#### [Texto extraído]
Todo ello repercute en los modos de reclutamiento de altos directivos. Ante la insuficiencia del método tradicional, todavía basado en el conocimiento del procedimiento formal más que en las capacidades ejecutivas, se incrementa la llamada a los profesionales de la gestión, reforzada en no pocas ocasiones por la confianza partidista o la afinidad con un grupo de interés.

De modo paralelo, aumenta la frecuencia con que servidores públicos opten por convertirse en servidores privados. De la asesoría ministerial a la empresa privada, de la Administración tributaria a la asesoría fiscal o desde la Fuerza Aérea a la aviación comercial, la gama de trasvases es amplia y conocida.

No es ajena a este transitar alternativo por lo público y lo privado la modificación en actitudes y valores -en la ética, si se prefiere- de este sector socialmente clave de profesionales. Cuenta poco un compromiso vocacional que no tendría otro límite que la jubilación. El servicio público es hoy considerado como un trabajo más -con sus rasgos propios-, pero con duración condicionada por la evolución del mercado de trabajo. El horizonte del gestor público está siempre abierto a la oportunidad de prestar su servicio profesional a la empresa o al grupo de interés, frente al modelo clásico de funcionario neutral y de por vida.

Ya hace años que la ciencia política norteamericana describió este proceso de ir y venir profesional por lo público y lo privado como el fenómeno de la puerta giratoria, que facilita la entrada y la salida sucesivas en el ámbito estatal y el ámbito socioeconómico. Como efecto positivo, señala la acumulación de capacidades profesionales que pueden traspasar experiencias útiles en ambas direcciones. Como riesgo, apunta la vulnerabilidad del gestor público ante las presiones privadas.

#### [Extractos del listado]
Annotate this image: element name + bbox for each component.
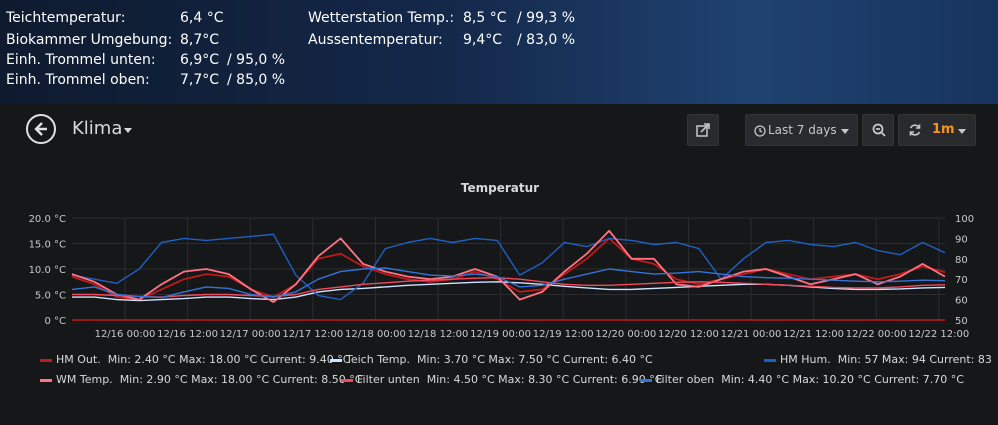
legend-label: WM Temp. (56, 373, 113, 386)
legend-stats: Min: 3.70 °C Max: 7.50 °C Current: 6.40 … (417, 353, 653, 366)
legend-stats: Min: 4.40 °C Max: 10.20 °C Current: 7.70… (721, 373, 964, 386)
series-line (72, 277, 946, 298)
legend-swatch (764, 358, 776, 362)
time-range-label: Last 7 days (768, 123, 837, 137)
aussen-label: Aussentemperatur: (308, 32, 443, 48)
clock-icon (754, 125, 766, 137)
series-line (71, 229, 946, 304)
y-left-tick-label: 10.0 °C (29, 265, 66, 276)
legend-item-filter-unten[interactable]: Filter unten Min: 4.50 °C Max: 8.30 °C C… (341, 373, 662, 386)
legend-stats: Min: 2.90 °C Max: 18.00 °C Current: 8.50… (119, 373, 363, 386)
aussen-humidity: / 83,0 % (517, 32, 576, 48)
legend-label: HM Hum. (780, 353, 831, 366)
legend-swatch (330, 358, 342, 362)
title-dropdown-icon[interactable] (124, 128, 132, 133)
wetter-humidity: / 99,3 % (517, 10, 576, 26)
x-tick-label: 12/21 12:00 (783, 329, 844, 340)
teich-label: Teichtemperatur: (6, 10, 126, 26)
biokammer-value: 8,7°C (180, 32, 220, 48)
x-tick-label: 12/19 00:00 (470, 329, 531, 340)
x-tick-label: 12/17 12:00 (282, 329, 343, 340)
legend-stats: Min: 4.50 °C Max: 8.30 °C Current: 6.90 … (426, 373, 663, 386)
x-tick-label: 12/16 00:00 (95, 329, 156, 340)
legend-label: Filter unten (357, 373, 420, 386)
x-tick-label: 12/19 12:00 (533, 329, 594, 340)
x-tick-label: 12/16 12:00 (157, 329, 218, 340)
y-right-tick-label: 60 (955, 296, 968, 307)
series-lines (71, 229, 946, 304)
x-tick-label: 12/21 00:00 (721, 329, 782, 340)
legend-swatch (341, 378, 353, 382)
legend-swatch (40, 378, 52, 382)
temperatur-chart[interactable]: Temperatur 0 °C 5.0 °C 10.0 °C 15.0 °C 20.0 … (0, 160, 998, 421)
zoom-out-button[interactable] (862, 114, 894, 146)
dashboard-header: Klima Last 7 days 1m (0, 104, 998, 160)
y-right-tick-label: 100 (955, 214, 974, 225)
series-line (71, 267, 946, 299)
chevron-down-icon (841, 129, 849, 134)
x-tick-label: 12/22 00:00 (846, 329, 907, 340)
legend-stats: Min: 2.40 °C Max: 18.00 °C Current: 9.40… (107, 353, 351, 366)
y-left-tick-label: 20.0 °C (29, 214, 66, 225)
x-axis: 12/16 00:00 12/16 12:00 12/17 00:00 12/17 1… (95, 329, 970, 340)
series-line (71, 237, 946, 301)
trommel-unten-value: 6,9°C (180, 52, 220, 68)
aussen-value: 9,4°C (463, 32, 503, 48)
x-tick-label: 12/18 12:00 (408, 329, 469, 340)
trommel-oben-value: 7,7°C (180, 72, 220, 88)
legend-swatch (640, 378, 652, 382)
refresh-interval: 1m (932, 122, 955, 137)
x-tick-label: 12/20 12:00 (658, 329, 719, 340)
back-button[interactable] (26, 114, 56, 144)
chart-grid (72, 217, 945, 321)
x-tick-label: 12/18 00:00 (345, 329, 406, 340)
x-tick-label: 12/22 12:00 (908, 329, 969, 340)
y-left-tick-label: 15.0 °C (29, 240, 66, 251)
share-button[interactable] (687, 114, 719, 146)
legend-item-hm-hum[interactable]: HM Hum. Min: 57 Max: 94 Current: 83 (764, 353, 992, 366)
time-range-picker[interactable]: Last 7 days (745, 114, 858, 146)
zoom-out-icon (872, 123, 886, 137)
stats-banner: Teichtemperatur: 6,4 °C Biokammer Umgebu… (0, 0, 998, 104)
biokammer-label: Biokammer Umgebung: (6, 32, 173, 48)
wetter-value: 8,5 °C (463, 10, 507, 26)
refresh-picker[interactable]: 1m (898, 114, 976, 146)
y-right-tick-label: 80 (955, 255, 968, 266)
dashboard-title[interactable]: Klima (72, 118, 123, 139)
x-tick-label: 12/17 00:00 (220, 329, 281, 340)
legend-item-filter-oben[interactable]: Filter oben Min: 4.40 °C Max: 10.20 °C C… (640, 373, 964, 386)
legend-swatch (40, 358, 52, 362)
chevron-down-icon (958, 129, 966, 134)
legend-item-wm-temp[interactable]: WM Temp. Min: 2.90 °C Max: 18.00 °C Curr… (40, 373, 362, 386)
trommel-unten-label: Einh. Trommel unten: (6, 52, 156, 68)
trommel-oben-humidity: / 85,0 % (227, 72, 286, 88)
y-axis-right: 50 60 70 80 90 100 (955, 214, 974, 327)
back-arrow-icon (34, 122, 47, 136)
y-left-tick-label: 5.0 °C (35, 291, 66, 302)
legend-stats: Min: 57 Max: 94 Current: 83 (837, 353, 992, 366)
trommel-unten-humidity: / 95,0 % (227, 52, 286, 68)
y-right-tick-label: 90 (955, 234, 968, 245)
y-right-tick-label: 50 (955, 316, 968, 327)
legend-label: HM Out. (56, 353, 101, 366)
teich-value: 6,4 °C (180, 10, 224, 26)
y-right-tick-label: 70 (955, 275, 968, 286)
temperatur-panel: Temperatur 0 °C 5.0 °C 10.0 °C 15.0 °C 20.0 … (0, 160, 998, 421)
refresh-icon (909, 124, 921, 136)
series-line (71, 233, 946, 301)
share-icon (696, 123, 710, 137)
y-left-tick-label: 0 °C (44, 316, 66, 327)
wetter-label: Wetterstation Temp.: (308, 10, 455, 26)
y-axis-left: 0 °C 5.0 °C 10.0 °C 15.0 °C 20.0 °C (29, 214, 66, 327)
legend-label: Filter oben (656, 373, 715, 386)
legend-item-teich-temp[interactable]: Teich Temp. Min: 3.70 °C Max: 7.50 °C Cu… (330, 353, 653, 366)
chart-title: Temperatur (461, 181, 539, 195)
legend-item-hm-out[interactable]: HM Out. Min: 2.40 °C Max: 18.00 °C Curre… (40, 353, 350, 366)
legend-label: Teich Temp. (346, 353, 411, 366)
trommel-oben-label: Einh. Trommel oben: (6, 72, 150, 88)
x-tick-label: 12/20 00:00 (595, 329, 656, 340)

#### [Partes del ejercicio]
1. Según el texto sobre los gestores públicos, ¿qué riesgo señala la ciencia política norteamericana en el paso de lo público a lo privado y viceversa?
2. Prolonga, por favor, el texto sobre los gestores públicos a partir de su última oración.

#### [Respuestas del ejercicio]
1. La vulnerabilidad del gestor público ante las presiones privadas.

2.
No es posible cerrar los ojos a la versión ibérica del proceso. Por de pronto, el intercambio de profesionales entre sector público y privado ofrece un balance rotundamente desigual, en el que prima el paso de servidores públicos al sector privado. Ello hace que el fenómeno se asemeje más al trampolín que a la puerta giratoria: la formación y los contactos obtenidos en el servicio público permiten el salto -profesional y económico- al sector privado. La empresa, los bufetes, las consultorías o las asociaciones patronales vampirizan en cierto modo los mejores recursos humanos de la Administración, sin camino de regreso.

Un sector público con objetivos de eficiencia y servicio social no puede ignorar este hecho. Debe plantearse la posible conversión del, trampolín -claramente negativo para la Administración- en puerta giratoria. Para ello se impone -entre otras cosas- reconsiderar el sistema de formación y selección de funcionarios, sus niveles retributivos, la regulación de las tradicionales excedencias o las condiciones de su retiro. Sin olvidar las garantías de transparencia en la defensa de intereses y las reglas para asegurar la corrección de las conductas individuales.

Como en otras ocasiones, el cambio en la Administración se está haciendo continuamente -no sólo a impulso de grandes proyectos de Gabinete-, sino como efecto de las condiciones sociales. A la acción política le corresponde explotar el margen de maniobra que tales condiciones ofrecen para potenciar ventajas y reducir perjuicios.

Josep Maria Vallés es catedrático de Ciencias Políticas y de la Administración en Barcelona.